## REQUEST
Copy each line exactly.
☆ ☆ ☆
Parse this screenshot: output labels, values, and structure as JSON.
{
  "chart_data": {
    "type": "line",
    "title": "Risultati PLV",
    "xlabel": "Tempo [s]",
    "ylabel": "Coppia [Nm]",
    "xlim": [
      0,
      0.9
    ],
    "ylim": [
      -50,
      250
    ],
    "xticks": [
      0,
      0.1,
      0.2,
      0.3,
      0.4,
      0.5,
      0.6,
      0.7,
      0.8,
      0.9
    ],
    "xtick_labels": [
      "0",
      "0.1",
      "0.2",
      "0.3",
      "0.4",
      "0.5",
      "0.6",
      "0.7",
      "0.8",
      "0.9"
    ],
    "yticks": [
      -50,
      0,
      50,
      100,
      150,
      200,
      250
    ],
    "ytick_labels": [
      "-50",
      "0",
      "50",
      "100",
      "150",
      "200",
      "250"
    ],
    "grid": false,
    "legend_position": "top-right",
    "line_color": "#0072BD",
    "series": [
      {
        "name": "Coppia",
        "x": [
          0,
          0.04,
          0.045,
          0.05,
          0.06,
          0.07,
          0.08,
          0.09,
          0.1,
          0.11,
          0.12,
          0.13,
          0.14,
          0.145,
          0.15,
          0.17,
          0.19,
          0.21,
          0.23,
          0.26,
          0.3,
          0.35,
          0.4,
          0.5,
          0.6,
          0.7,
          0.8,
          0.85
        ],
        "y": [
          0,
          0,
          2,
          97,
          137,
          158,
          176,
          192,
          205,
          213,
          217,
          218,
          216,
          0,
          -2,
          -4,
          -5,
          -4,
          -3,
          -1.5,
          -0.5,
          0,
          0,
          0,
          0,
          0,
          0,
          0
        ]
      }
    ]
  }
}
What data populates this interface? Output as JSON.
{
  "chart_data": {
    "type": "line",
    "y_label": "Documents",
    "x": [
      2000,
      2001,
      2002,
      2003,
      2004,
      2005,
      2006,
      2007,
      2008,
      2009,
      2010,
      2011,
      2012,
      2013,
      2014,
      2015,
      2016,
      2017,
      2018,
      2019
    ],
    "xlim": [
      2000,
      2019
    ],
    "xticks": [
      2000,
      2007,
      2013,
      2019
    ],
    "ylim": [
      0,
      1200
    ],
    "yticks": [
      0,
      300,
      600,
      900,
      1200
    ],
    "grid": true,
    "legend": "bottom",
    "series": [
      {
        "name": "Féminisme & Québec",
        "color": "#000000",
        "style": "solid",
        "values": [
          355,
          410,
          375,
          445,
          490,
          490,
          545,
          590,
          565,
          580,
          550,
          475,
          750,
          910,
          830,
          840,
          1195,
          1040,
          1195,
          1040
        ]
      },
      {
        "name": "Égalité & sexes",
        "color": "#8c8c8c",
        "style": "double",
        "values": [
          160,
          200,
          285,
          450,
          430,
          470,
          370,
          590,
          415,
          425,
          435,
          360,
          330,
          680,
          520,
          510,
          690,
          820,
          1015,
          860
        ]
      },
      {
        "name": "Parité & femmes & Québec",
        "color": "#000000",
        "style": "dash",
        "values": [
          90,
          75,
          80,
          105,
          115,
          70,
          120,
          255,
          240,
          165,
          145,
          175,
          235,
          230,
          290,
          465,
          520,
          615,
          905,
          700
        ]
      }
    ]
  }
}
☆ ☆ ☆
## EXERCISE RESULT
Parse this screenshot: output labels, values, and structure as JSON.
{
  "chart_data": {
    "type": "line",
    "title": "Risultati PLV",
    "xlabel": "Tempo [s]",
    "ylabel": "Coppia [Nm]",
    "xlim": [
      0,
      0.9
    ],
    "ylim": [
      -50,
      250
    ],
    "xticks": [
      0,
      0.1,
      0.2,
      0.3,
      0.4,
      0.5,
      0.6,
      0.7,
      0.8,
      0.9
    ],
    "xtick_labels": [
      "0",
      "0.1",
      "0.2",
      "0.3",
      "0.4",
      "0.5",
      "0.6",
      "0.7",
      "0.8",
      "0.9"
    ],
    "yticks": [
      -50,
      0,
      50,
      100,
      150,
      200,
      250
    ],
    "ytick_labels": [
      "-50",
      "0",
      "50",
      "100",
      "150",
      "200",
      "250"
    ],
    "grid": false,
    "legend_position": "top-right",
    "line_color": "#0072BD",
    "series": [
      {
        "name": "Coppia",
        "x": [
          0,
          0.04,
          0.045,
          0.05,
          0.06,
          0.07,
          0.08,
          0.09,
          0.1,
          0.11,
          0.12,
          0.13,
          0.14,
          0.145,
          0.15,
          0.17,
          0.19,
          0.21,
          0.23,
          0.26,
          0.3,
          0.35,
          0.4,
          0.5,
          0.6,
          0.7,
          0.8,
          0.85
        ],
        "y": [
          0,
          0,
          2,
          97,
          137,
          158,
          176,
          192,
          205,
          213,
          217,
          218,
          216,
          0,
          -2,
          -4,
          -5,
          -4,
          -3,
          -1.5,
          -0.5,
          0,
          0,
          0,
          0,
          0,
          0,
          0
        ]
      }
    ]
  }
}
What data populates this interface? Output as JSON.
{
  "chart_data": {
    "type": "line",
    "y_label": "Documents",
    "x": [
      2000,
      2001,
      2002,
      2003,
      2004,
      2005,
      2006,
      2007,
      2008,
      2009,
      2010,
      2011,
      2012,
      2013,
      2014,
      2015,
      2016,
      2017,
      2018,
      2019
    ],
    "xlim": [
      2000,
      2019
    ],
    "xticks": [
      2000,
      2007,
      2013,
      2019
    ],
    "ylim": [
      0,
      1200
    ],
    "yticks": [
      0,
      300,
      600,
      900,
      1200
    ],
    "grid": true,
    "legend": "bottom",
    "series": [
      {
        "name": "Féminisme & Québec",
        "color": "#000000",
        "style": "solid",
        "values": [
          355,
          410,
          375,
          445,
          490,
          490,
          545,
          590,
          565,
          580,
          550,
          475,
          750,
          910,
          830,
          840,
          1195,
          1040,
          1195,
          1040
        ]
      },
      {
        "name": "Égalité & sexes",
        "color": "#8c8c8c",
        "style": "double",
        "values": [
          160,
          200,
          285,
          450,
          430,
          470,
          370,
          590,
          415,
          425,
          435,
          360,
          330,
          680,
          520,
          510,
          690,
          820,
          1015,
          860
        ]
      },
      {
        "name": "Parité & femmes & Québec",
        "color": "#000000",
        "style": "dash",
        "values": [
          90,
          75,
          80,
          105,
          115,
          70,
          120,
          255,
          240,
          165,
          145,
          175,
          235,
          230,
          290,
          465,
          520,
          615,
          905,
          700
        ]
      }
    ]
  }
}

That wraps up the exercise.